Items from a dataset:
•••••

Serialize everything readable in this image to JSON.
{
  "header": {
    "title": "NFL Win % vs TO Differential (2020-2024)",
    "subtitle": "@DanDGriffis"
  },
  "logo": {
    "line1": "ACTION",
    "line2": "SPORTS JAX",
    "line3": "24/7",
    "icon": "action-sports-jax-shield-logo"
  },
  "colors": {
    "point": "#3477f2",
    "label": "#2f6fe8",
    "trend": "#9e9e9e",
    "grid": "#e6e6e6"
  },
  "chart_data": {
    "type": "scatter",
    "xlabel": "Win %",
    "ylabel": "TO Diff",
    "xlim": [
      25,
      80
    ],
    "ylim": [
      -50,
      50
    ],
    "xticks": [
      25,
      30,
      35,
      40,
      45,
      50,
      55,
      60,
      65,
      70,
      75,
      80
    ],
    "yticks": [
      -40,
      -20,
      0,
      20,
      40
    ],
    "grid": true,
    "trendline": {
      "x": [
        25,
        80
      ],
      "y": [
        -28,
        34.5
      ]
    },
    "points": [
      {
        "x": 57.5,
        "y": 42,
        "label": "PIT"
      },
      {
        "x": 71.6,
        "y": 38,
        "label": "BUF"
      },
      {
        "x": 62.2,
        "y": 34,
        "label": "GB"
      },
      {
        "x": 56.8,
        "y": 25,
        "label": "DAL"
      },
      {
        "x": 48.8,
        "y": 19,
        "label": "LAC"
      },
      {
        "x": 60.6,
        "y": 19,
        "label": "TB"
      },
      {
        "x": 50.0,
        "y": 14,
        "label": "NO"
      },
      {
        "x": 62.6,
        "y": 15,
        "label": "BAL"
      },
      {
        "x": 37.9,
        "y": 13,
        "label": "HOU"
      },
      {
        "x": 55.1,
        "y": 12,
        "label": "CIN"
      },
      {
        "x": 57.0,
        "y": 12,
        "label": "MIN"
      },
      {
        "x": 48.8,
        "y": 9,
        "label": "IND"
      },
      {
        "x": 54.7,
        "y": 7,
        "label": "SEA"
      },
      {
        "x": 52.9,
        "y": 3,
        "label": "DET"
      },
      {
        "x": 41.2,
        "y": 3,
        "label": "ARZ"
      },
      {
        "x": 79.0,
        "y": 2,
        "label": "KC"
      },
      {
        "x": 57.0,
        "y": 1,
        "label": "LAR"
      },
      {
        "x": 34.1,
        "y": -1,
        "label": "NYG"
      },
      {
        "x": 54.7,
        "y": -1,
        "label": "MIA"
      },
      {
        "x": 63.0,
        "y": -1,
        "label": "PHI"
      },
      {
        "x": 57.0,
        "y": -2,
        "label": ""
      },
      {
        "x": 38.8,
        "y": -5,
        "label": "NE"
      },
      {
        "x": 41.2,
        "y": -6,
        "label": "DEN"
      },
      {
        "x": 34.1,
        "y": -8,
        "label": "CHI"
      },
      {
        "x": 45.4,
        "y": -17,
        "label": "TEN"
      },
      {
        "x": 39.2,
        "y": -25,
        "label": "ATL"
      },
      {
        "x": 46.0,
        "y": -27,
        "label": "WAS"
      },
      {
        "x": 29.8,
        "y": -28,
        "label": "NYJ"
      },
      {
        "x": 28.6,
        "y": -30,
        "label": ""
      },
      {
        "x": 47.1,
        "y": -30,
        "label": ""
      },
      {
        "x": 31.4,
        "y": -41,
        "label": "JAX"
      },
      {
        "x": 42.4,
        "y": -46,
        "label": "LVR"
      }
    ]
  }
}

•••••

SET EXERCISE: Repeat all of the entries exactly.

RESPONSE BELOW:
Serialize everything readable in this image to JSON.
{
  "header": {
    "title": "NFL Win % vs TO Differential (2020-2024)",
    "subtitle": "@DanDGriffis"
  },
  "logo": {
    "line1": "ACTION",
    "line2": "SPORTS JAX",
    "line3": "24/7",
    "icon": "action-sports-jax-shield-logo"
  },
  "colors": {
    "point": "#3477f2",
    "label": "#2f6fe8",
    "trend": "#9e9e9e",
    "grid": "#e6e6e6"
  },
  "chart_data": {
    "type": "scatter",
    "xlabel": "Win %",
    "ylabel": "TO Diff",
    "xlim": [
      25,
      80
    ],
    "ylim": [
      -50,
      50
    ],
    "xticks": [
      25,
      30,
      35,
      40,
      45,
      50,
      55,
      60,
      65,
      70,
      75,
      80
    ],
    "yticks": [
      -40,
      -20,
      0,
      20,
      40
    ],
    "grid": true,
    "trendline": {
      "x": [
        25,
        80
      ],
      "y": [
        -28,
        34.5
      ]
    },
    "points": [
      {
        "x": 57.5,
        "y": 42,
        "label": "PIT"
      },
      {
        "x": 71.6,
        "y": 38,
        "label": "BUF"
      },
      {
        "x": 62.2,
        "y": 34,
        "label": "GB"
      },
      {
        "x": 56.8,
        "y": 25,
        "label": "DAL"
      },
      {
        "x": 48.8,
        "y": 19,
        "label": "LAC"
      },
      {
        "x": 60.6,
        "y": 19,
        "label": "TB"
      },
      {
        "x": 50.0,
        "y": 14,
        "label": "NO"
      },
      {
        "x": 62.6,
        "y": 15,
        "label": "BAL"
      },
      {
        "x": 37.9,
        "y": 13,
        "label": "HOU"
      },
      {
        "x": 55.1,
        "y": 12,
        "label": "CIN"
      },
      {
        "x": 57.0,
        "y": 12,
        "label": "MIN"
      },
      {
        "x": 48.8,
        "y": 9,
        "label": "IND"
      },
      {
        "x": 54.7,
        "y": 7,
        "label": "SEA"
      },
      {
        "x": 52.9,
        "y": 3,
        "label": "DET"
      },
      {
        "x": 41.2,
        "y": 3,
        "label": "ARZ"
      },
      {
        "x": 79.0,
        "y": 2,
        "label": "KC"
      },
      {
        "x": 57.0,
        "y": 1,
        "label": "LAR"
      },
      {
        "x": 34.1,
        "y": -1,
        "label": "NYG"
      },
      {
        "x": 54.7,
        "y": -1,
        "label": "MIA"
      },
      {
        "x": 63.0,
        "y": -1,
        "label": "PHI"
      },
      {
        "x": 57.0,
        "y": -2,
        "label": ""
      },
      {
        "x": 38.8,
        "y": -5,
        "label": "NE"
      },
      {
        "x": 41.2,
        "y": -6,
        "label": "DEN"
      },
      {
        "x": 34.1,
        "y": -8,
        "label": "CHI"
      },
      {
        "x": 45.4,
        "y": -17,
        "label": "TEN"
      },
      {
        "x": 39.2,
        "y": -25,
        "label": "ATL"
      },
      {
        "x": 46.0,
        "y": -27,
        "label": "WAS"
      },
      {
        "x": 29.8,
        "y": -28,
        "label": "NYJ"
      },
      {
        "x": 28.6,
        "y": -30,
        "label": ""
      },
      {
        "x": 47.1,
        "y": -30,
        "label": ""
      },
      {
        "x": 31.4,
        "y": -41,
        "label": "JAX"
      },
      {
        "x": 42.4,
        "y": -46,
        "label": "LVR"
      }
    ]
  }
}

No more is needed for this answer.